Job – Pull out every line below containing the word "egyoldalú".
— start Material for this exercise —
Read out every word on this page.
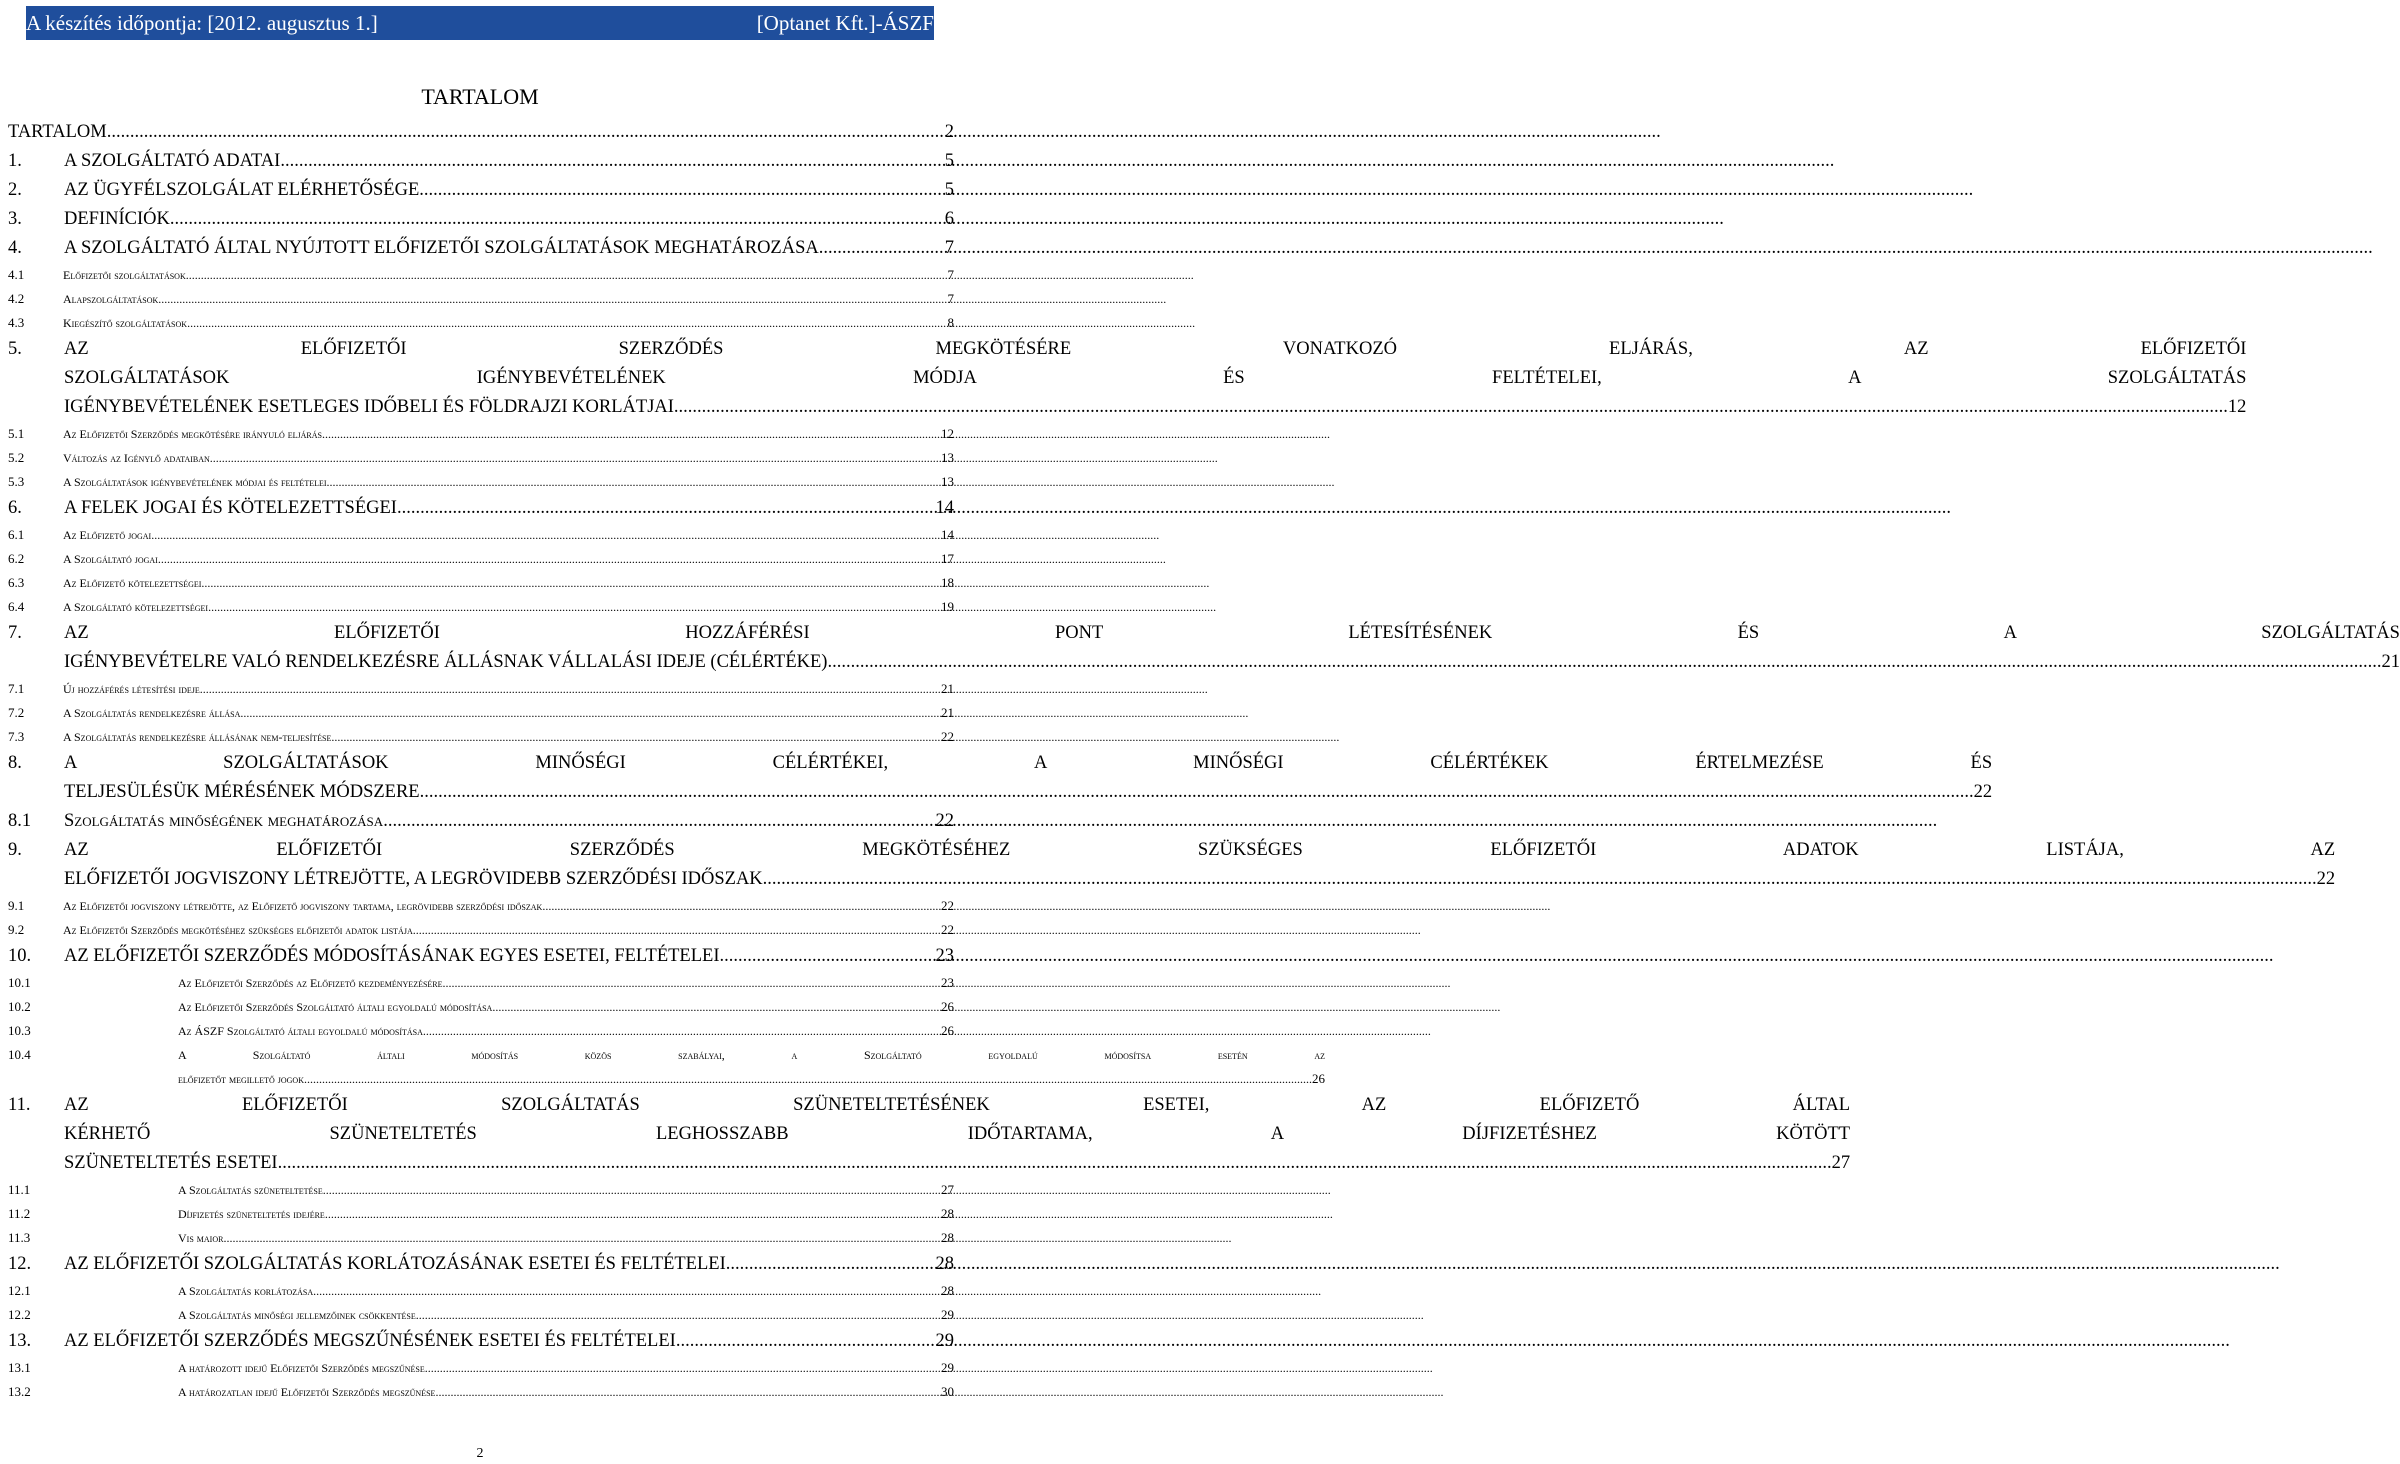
A készítés időpontja: [2012. augusztus 1.]	[Optanet Kft.]-ÁSZF
TARTALOM
TARTALOM .....	2
1.	A SZOLGÁLTATÓ ADATAI .....	5
2.	AZ ÜGYFÉLSZOLGÁLAT ELÉRHETŐSÉGE .....	5
3.	DEFINÍCIÓK .....	6
4.	A SZOLGÁLTATÓ ÁLTAL NYÚJTOTT ELŐFIZETŐI SZOLGÁLTATÁSOK MEGHATÁROZÁSA .....	7
4.1	Előfizetői szolgáltatások .....	7
4.2	Alapszolgáltatások .....	7
4.3	Kiegészítő szolgáltatások .....	8
5.	AZ ELŐFIZETŐI SZERZŐDÉS MEGKÖTÉSÉRE VONATKOZÓ ELJÁRÁS, AZ ELŐFIZETŐI
SZOLGÁLTATÁSOK IGÉNYBEVÉTELÉNEK MÓDJA ÉS FELTÉTELEI, A SZOLGÁLTATÁS
IGÉNYBEVÉTELÉNEK ESETLEGES IDŐBELI ÉS FÖLDRAJZI KORLÁTJAI .....	12
5.1	Az Előfizetői Szerződés megkötésére irányuló eljárás .....	12
5.2	Változás az Igénylő adataiban .....	13
5.3	A Szolgáltatások igénybevételének módjai és feltételei .....	13
6.	A FELEK JOGAI ÉS KÖTELEZETTSÉGEI .....	14
6.1	Az Előfizető jogai .....	14
6.2	A Szolgáltató jogai .....	17
6.3	Az Előfizető kötelezettségei .....	18
6.4	A Szolgáltató kötelezettségei .....	19
7.	AZ ELŐFIZETŐI HOZZÁFÉRÉSI PONT LÉTESÍTÉSÉNEK ÉS A SZOLGÁLTATÁS
IGÉNYBEVÉTELRE VALÓ RENDELKEZÉSRE ÁLLÁSNAK VÁLLALÁSI IDEJE (CÉLÉRTÉKE) .....	21
7.1	Új hozzáférés létesítési ideje .....	21
7.2	A Szolgáltatás rendelkezésre állása .....	21
7.3	A Szolgáltatás rendelkezésre állásának nem-teljesítése .....	22
8.	A SZOLGÁLTATÁSOK MINŐSÉGI CÉLÉRTÉKEI, A MINŐSÉGI CÉLÉRTÉKEK ÉRTELMEZÉSE ÉS
TELJESÜLÉSÜK MÉRÉSÉNEK MÓDSZERE .....	22
8.1	Szolgáltatás minőségének meghatározása .....	22
9.	AZ ELŐFIZETŐI SZERZŐDÉS MEGKÖTÉSÉHEZ SZÜKSÉGES ELŐFIZETŐI ADATOK LISTÁJA, AZ
ELŐFIZETŐI JOGVISZONY LÉTREJÖTTE, A LEGRÖVIDEBB SZERZŐDÉSI IDŐSZAK .....	22
9.1	Az Előfizetői jogviszony létrejötte, az Előfizető jogviszony tartama, legrövidebb szerződési időszak .....	22
9.2	Az Előfizetői Szerződés megkötéséhez szükséges előfizetői adatok listája .....	22
10.	AZ ELŐFIZETŐI SZERZŐDÉS MÓDOSÍTÁSÁNAK EGYES ESETEI, FELTÉTELEI .....	23
10.1	Az Előfizetői Szerződés az Előfizető kezdeményezésére .....	23
10.2	Az Előfizetői Szerződés Szolgáltató általi egyoldalú módosítása .....	26
10.3	Az ÁSZF Szolgáltató általi egyoldalú módosítása .....	26
10.4	A Szolgáltató általi módosítás közös szabályai, a Szolgáltató egyoldalú módosítsa esetén az
előfizetőt megillető jogok .....	26
11.	AZ ELŐFIZETŐI SZOLGÁLTATÁS SZÜNETELTETÉSÉNEK ESETEI, AZ ELŐFIZETŐ ÁLTAL
KÉRHETŐ SZÜNETELTETÉS LEGHOSSZABB IDŐTARTAMA, A DÍJFIZETÉSHEZ KÖTÖTT
SZÜNETELTETÉS ESETEI .....	27
11.1	A Szolgáltatás szüneteltetése .....	27
11.2	Díjfizetés szüneteltetés idejére .....	28
11.3	Vis maior .....	28
12.	AZ ELŐFIZETŐI SZOLGÁLTATÁS KORLÁTOZÁSÁNAK ESETEI ÉS FELTÉTELEI .....	28
12.1	A Szolgáltatás korlátozása .....	28
12.2	A Szolgáltatás minőségi jellemzőinek csökkentése .....	29
13.	AZ ELŐFIZETŐI SZERZŐDÉS MEGSZŰNÉSÉNEK ESETEI ÉS FELTÉTELEI .....	29
13.1	A határozott idejű Előfizetői Szerződés megszűnése .....	29
13.2	A határozatlan idejű Előfizetői Szerződés megszűnése .....	30
2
— end Material for this exercise —
Reply to the exercise –
10.2	Az Előfizetői Szerződés Szolgáltató általi egyoldalú módosítása .....	26
10.3	Az ÁSZF Szolgáltató általi egyoldalú módosítása .....	26
10.4	A Szolgáltató általi módosítás közös szabályai, a Szolgáltató egyoldalú módosítsa esetén az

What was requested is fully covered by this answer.